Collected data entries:
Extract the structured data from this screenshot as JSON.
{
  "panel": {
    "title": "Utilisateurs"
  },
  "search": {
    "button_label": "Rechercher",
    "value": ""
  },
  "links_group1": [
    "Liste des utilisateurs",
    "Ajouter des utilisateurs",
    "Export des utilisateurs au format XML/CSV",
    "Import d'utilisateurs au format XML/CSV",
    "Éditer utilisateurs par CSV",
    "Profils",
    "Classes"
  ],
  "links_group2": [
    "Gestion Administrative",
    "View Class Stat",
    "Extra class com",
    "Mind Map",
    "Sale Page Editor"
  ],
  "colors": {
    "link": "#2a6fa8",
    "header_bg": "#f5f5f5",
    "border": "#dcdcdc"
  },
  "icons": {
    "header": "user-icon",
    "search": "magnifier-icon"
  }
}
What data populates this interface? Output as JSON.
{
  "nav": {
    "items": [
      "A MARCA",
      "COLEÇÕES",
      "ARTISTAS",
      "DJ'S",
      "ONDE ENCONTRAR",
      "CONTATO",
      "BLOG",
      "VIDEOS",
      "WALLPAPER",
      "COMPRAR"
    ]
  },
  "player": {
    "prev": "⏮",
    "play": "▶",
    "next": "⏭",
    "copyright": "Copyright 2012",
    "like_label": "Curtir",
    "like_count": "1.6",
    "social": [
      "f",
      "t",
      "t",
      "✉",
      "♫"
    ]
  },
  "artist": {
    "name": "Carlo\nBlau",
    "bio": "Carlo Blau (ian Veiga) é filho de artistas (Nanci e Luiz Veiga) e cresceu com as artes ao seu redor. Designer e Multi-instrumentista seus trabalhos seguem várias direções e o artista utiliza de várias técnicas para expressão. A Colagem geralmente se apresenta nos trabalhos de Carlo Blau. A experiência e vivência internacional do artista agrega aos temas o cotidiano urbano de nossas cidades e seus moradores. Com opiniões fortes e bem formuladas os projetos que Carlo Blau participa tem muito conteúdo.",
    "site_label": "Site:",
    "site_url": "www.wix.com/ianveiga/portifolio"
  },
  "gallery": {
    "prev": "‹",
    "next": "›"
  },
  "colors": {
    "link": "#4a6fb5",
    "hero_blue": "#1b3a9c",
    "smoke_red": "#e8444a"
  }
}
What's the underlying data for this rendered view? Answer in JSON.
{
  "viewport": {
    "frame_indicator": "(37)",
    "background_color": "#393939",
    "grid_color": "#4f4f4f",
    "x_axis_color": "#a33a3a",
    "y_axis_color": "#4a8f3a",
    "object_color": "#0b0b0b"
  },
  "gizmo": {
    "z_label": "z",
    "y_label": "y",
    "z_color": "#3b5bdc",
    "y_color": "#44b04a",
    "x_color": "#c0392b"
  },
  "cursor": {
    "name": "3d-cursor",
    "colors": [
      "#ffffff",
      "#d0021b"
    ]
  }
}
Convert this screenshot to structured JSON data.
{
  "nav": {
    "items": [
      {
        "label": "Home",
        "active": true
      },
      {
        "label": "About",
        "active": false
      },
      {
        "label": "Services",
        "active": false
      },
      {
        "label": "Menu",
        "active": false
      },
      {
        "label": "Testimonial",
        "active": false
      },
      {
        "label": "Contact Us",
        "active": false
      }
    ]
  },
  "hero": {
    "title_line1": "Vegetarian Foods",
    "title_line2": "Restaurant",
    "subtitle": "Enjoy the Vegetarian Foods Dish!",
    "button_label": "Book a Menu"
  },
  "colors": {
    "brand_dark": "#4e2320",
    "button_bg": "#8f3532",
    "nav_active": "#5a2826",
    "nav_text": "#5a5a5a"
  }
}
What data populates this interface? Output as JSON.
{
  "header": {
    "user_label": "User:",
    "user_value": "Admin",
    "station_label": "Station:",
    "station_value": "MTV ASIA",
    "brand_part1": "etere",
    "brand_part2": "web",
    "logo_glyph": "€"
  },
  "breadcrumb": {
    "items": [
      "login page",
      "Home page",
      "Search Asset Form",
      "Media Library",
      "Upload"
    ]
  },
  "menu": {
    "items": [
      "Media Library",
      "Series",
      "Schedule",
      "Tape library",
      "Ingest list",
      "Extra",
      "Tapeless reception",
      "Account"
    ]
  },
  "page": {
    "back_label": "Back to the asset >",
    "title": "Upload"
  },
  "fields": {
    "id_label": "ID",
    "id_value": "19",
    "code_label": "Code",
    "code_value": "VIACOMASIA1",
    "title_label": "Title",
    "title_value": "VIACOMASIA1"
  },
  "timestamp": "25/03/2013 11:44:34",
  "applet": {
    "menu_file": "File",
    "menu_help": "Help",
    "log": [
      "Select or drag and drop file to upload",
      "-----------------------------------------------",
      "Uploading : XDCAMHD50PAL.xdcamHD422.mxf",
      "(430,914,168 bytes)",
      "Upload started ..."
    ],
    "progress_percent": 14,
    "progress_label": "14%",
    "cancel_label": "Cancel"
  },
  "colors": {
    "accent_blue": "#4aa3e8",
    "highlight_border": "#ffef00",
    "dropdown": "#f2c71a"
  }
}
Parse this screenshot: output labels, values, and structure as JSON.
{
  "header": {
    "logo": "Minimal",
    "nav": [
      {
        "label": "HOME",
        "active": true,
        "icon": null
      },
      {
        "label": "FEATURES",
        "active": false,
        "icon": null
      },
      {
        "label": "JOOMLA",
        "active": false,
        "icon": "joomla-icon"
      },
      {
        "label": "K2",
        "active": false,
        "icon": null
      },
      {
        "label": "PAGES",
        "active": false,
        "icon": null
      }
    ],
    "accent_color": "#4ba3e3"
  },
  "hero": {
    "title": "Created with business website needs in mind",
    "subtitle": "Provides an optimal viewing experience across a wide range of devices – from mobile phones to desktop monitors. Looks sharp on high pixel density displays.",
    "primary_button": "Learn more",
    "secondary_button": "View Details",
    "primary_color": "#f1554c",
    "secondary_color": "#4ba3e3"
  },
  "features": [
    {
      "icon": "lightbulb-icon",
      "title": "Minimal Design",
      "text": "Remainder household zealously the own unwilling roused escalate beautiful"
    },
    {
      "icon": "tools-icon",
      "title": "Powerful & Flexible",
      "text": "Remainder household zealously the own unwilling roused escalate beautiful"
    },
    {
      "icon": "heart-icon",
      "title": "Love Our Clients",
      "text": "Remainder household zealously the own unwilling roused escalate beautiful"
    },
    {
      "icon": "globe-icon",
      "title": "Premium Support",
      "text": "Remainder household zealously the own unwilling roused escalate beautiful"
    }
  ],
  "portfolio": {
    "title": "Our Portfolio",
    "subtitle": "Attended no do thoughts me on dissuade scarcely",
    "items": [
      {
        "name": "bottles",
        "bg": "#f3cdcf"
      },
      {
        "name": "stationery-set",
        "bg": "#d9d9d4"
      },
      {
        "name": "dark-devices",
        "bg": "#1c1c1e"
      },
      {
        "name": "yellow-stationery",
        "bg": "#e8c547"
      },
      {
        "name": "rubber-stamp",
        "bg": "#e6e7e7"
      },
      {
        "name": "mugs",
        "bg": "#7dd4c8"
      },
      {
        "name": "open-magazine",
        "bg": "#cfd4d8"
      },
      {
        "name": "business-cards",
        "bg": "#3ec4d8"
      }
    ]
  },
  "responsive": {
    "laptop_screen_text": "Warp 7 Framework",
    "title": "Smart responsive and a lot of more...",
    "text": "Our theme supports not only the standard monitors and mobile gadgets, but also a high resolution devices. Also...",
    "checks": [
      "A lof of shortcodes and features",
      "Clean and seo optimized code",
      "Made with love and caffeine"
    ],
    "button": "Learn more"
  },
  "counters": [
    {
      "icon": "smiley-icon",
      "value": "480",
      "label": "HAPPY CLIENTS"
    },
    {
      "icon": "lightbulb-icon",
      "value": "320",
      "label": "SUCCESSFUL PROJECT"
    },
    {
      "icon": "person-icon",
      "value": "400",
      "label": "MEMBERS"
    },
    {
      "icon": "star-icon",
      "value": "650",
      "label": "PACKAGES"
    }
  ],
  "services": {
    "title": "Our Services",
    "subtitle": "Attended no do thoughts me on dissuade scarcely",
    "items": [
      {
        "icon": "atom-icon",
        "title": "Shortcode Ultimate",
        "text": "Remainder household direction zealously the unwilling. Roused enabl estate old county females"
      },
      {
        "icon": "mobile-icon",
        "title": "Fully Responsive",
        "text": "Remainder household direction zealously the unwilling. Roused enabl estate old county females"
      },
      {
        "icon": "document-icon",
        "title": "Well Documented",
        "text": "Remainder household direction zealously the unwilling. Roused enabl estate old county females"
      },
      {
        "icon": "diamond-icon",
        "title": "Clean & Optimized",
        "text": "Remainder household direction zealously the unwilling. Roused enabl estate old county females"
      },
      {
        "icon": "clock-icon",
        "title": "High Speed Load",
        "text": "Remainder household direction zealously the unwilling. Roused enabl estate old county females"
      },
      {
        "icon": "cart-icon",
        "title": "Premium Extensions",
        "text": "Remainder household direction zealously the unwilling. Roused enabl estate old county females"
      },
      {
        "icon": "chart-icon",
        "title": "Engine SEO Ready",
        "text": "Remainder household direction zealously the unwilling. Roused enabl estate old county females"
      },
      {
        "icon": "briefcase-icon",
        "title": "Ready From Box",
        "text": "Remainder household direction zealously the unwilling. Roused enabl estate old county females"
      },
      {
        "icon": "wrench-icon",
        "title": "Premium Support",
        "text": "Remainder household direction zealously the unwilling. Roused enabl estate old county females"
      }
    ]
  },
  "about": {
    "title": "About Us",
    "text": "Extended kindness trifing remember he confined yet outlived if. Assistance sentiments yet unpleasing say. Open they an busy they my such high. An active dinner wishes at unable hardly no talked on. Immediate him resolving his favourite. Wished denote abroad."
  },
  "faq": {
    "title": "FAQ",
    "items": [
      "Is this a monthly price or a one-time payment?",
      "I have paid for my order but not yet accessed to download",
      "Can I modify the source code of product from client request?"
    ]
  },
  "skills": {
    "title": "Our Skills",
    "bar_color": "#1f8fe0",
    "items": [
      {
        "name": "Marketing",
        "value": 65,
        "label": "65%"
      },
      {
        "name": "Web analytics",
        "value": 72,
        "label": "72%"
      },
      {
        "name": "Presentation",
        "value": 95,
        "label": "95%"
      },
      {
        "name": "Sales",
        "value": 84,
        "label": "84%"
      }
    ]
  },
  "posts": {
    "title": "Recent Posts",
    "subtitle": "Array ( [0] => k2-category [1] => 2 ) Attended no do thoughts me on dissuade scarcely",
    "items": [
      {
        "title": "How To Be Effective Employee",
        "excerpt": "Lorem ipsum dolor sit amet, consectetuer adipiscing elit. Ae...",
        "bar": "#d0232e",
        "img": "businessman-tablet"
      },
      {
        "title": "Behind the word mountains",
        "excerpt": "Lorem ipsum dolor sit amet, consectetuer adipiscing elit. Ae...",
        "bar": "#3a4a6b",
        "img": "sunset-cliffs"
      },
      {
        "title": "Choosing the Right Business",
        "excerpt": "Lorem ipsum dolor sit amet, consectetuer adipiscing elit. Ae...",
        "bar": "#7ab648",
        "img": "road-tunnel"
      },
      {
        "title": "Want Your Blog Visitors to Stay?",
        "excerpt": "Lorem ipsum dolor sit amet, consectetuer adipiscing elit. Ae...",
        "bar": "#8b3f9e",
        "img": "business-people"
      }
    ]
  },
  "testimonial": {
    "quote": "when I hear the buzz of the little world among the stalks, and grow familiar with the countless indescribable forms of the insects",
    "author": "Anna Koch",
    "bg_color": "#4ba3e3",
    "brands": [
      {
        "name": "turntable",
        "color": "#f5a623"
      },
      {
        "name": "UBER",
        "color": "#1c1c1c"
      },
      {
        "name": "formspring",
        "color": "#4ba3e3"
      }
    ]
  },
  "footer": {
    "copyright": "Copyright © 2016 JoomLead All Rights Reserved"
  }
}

## Stated exercise:
Check each line of the records for the word "Copyright" and extract those that contain it.

## Task output:
    "copyright": "Copyright 2012",
    "copyright": "Copyright © 2016 JoomLead All Rights Reserved"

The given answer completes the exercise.